- Task brief
Copy every line with the string "居常蔬食" in it.
---------- Information supplied
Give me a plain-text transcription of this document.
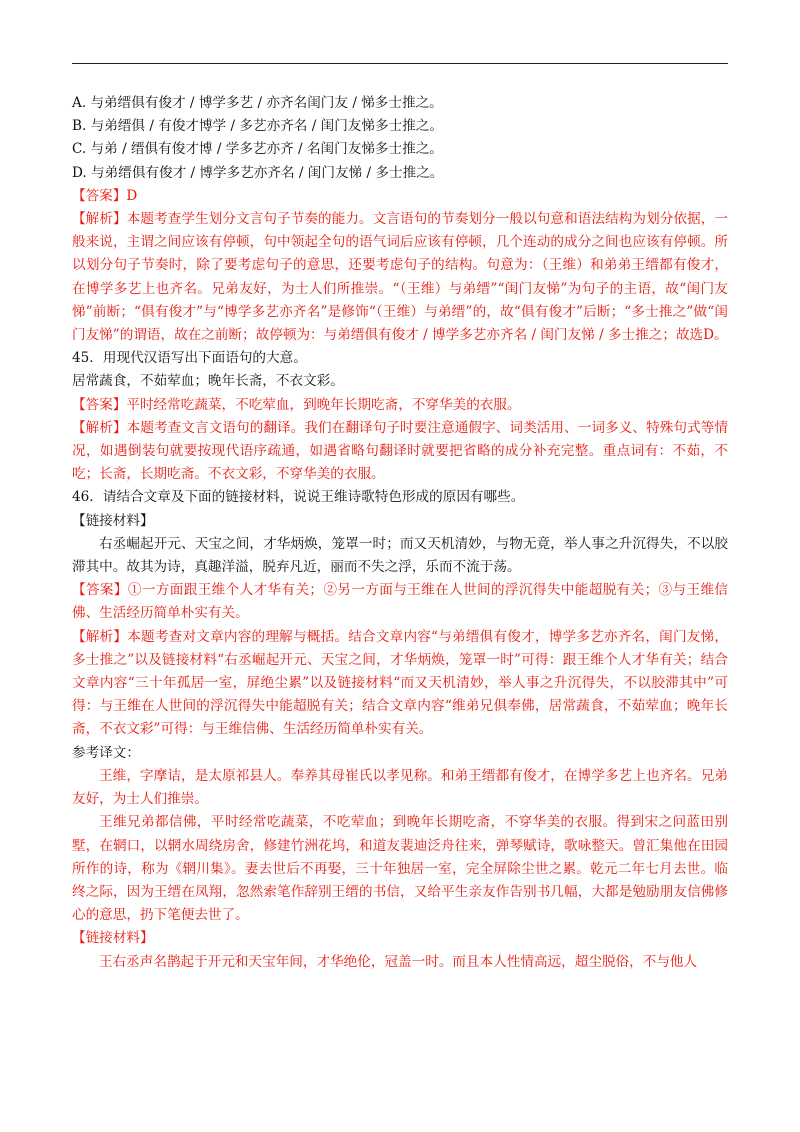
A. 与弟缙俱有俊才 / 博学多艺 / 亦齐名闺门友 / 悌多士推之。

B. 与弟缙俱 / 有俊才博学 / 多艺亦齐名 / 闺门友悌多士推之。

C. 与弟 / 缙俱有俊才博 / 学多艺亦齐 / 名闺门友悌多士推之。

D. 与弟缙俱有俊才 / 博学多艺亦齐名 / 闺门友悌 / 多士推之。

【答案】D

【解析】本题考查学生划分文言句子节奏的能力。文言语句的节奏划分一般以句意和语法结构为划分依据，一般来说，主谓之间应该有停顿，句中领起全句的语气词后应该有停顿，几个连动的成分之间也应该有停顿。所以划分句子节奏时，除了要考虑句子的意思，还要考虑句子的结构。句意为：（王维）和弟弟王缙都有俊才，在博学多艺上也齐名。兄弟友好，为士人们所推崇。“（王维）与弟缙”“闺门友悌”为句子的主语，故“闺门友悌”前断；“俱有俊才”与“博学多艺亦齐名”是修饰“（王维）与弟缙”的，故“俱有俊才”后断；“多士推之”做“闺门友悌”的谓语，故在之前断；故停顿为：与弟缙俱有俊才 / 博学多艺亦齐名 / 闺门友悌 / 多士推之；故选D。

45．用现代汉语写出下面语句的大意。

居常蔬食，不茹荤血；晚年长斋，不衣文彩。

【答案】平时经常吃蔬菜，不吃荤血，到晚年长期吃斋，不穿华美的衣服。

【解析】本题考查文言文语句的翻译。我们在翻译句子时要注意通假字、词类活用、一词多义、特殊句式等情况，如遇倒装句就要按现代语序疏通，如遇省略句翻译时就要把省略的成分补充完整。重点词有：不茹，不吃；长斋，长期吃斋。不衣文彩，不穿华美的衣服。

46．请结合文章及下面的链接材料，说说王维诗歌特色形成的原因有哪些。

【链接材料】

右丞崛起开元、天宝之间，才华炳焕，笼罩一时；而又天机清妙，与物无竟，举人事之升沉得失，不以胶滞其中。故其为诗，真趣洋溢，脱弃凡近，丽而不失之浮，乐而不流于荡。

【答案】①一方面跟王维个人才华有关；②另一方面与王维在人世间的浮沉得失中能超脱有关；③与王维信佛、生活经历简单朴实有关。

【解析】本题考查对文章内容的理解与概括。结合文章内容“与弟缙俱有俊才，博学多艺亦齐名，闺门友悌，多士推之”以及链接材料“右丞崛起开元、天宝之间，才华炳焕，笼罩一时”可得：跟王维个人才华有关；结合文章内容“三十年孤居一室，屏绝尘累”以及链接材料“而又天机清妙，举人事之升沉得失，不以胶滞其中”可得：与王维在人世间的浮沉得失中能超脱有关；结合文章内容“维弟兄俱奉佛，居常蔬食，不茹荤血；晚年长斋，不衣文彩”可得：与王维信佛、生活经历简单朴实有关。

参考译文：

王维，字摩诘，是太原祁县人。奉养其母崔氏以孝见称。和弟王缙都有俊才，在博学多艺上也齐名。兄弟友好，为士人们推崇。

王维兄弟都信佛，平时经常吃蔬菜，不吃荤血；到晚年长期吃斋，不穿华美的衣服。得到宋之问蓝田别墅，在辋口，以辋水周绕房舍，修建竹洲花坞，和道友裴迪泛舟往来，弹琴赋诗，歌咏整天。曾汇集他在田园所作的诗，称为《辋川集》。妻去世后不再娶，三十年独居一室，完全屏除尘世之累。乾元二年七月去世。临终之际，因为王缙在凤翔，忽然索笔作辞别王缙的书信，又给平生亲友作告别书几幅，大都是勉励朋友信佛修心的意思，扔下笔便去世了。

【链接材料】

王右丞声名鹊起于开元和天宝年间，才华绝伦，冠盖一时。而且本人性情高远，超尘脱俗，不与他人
--------------------
---------- Information supplied
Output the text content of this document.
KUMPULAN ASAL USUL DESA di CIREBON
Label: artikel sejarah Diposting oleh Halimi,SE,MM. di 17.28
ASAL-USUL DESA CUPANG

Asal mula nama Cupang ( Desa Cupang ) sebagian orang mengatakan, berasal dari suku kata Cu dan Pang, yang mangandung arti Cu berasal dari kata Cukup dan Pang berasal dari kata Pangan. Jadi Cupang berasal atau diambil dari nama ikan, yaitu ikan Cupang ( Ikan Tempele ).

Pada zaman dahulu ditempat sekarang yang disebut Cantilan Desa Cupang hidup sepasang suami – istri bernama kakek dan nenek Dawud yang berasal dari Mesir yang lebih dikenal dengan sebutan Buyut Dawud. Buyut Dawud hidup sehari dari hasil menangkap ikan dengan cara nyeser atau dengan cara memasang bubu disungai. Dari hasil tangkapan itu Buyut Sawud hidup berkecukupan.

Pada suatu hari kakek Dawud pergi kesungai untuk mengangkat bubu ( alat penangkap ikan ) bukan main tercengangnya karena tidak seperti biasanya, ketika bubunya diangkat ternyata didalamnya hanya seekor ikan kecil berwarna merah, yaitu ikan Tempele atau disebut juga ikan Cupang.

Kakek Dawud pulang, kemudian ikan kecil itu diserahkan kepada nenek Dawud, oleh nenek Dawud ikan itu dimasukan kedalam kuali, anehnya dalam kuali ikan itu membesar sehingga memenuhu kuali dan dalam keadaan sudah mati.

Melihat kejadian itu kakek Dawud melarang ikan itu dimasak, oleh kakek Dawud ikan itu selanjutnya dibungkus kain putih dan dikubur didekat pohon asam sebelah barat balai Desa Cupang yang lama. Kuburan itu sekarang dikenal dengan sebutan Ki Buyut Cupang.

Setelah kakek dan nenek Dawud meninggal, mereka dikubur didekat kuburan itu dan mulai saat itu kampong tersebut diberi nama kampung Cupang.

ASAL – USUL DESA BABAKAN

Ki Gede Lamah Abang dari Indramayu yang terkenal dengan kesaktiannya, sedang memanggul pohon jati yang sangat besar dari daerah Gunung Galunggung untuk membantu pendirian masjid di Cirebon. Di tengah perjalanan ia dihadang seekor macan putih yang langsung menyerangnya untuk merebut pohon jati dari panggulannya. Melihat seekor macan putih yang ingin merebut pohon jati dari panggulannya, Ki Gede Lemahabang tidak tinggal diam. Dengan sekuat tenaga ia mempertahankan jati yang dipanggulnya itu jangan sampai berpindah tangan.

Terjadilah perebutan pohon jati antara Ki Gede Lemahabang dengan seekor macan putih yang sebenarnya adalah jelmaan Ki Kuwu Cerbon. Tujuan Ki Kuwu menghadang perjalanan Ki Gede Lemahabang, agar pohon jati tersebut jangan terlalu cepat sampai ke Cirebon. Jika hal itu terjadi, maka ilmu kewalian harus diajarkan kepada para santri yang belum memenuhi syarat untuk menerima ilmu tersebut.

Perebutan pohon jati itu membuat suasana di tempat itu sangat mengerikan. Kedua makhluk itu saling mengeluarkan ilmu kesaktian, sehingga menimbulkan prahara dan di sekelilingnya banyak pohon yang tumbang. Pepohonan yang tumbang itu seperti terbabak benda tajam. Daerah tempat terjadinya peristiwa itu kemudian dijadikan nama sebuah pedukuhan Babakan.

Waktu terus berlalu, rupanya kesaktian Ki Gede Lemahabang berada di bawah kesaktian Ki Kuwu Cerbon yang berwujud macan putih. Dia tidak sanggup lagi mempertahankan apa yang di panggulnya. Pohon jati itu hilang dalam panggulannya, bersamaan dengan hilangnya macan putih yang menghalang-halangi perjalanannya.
--------------------
- Exercise result
居常蔬食，不茹荤血；晚年长斋，不衣文彩。
【解析】本题考查对文章内容的理解与概括。结合文章内容“与弟缙俱有俊才，博学多艺亦齐名，闺门友悌，多士推之”以及链接材料“右丞崛起开元、天宝之间，才华炳焕，笼罩一时”可得：跟王维个人才华有关；结合文章内容“三十年孤居一室，屏绝尘累”以及链接材料“而又天机清妙，举人事之升沉得失，不以胶滞其中”可得：与王维在人世间的浮沉得失中能超脱有关；结合文章内容“维弟兄俱奉佛，居常蔬食，不茹荤血；晚年长斋，不衣文彩”可得：与王维信佛、生活经历简单朴实有关。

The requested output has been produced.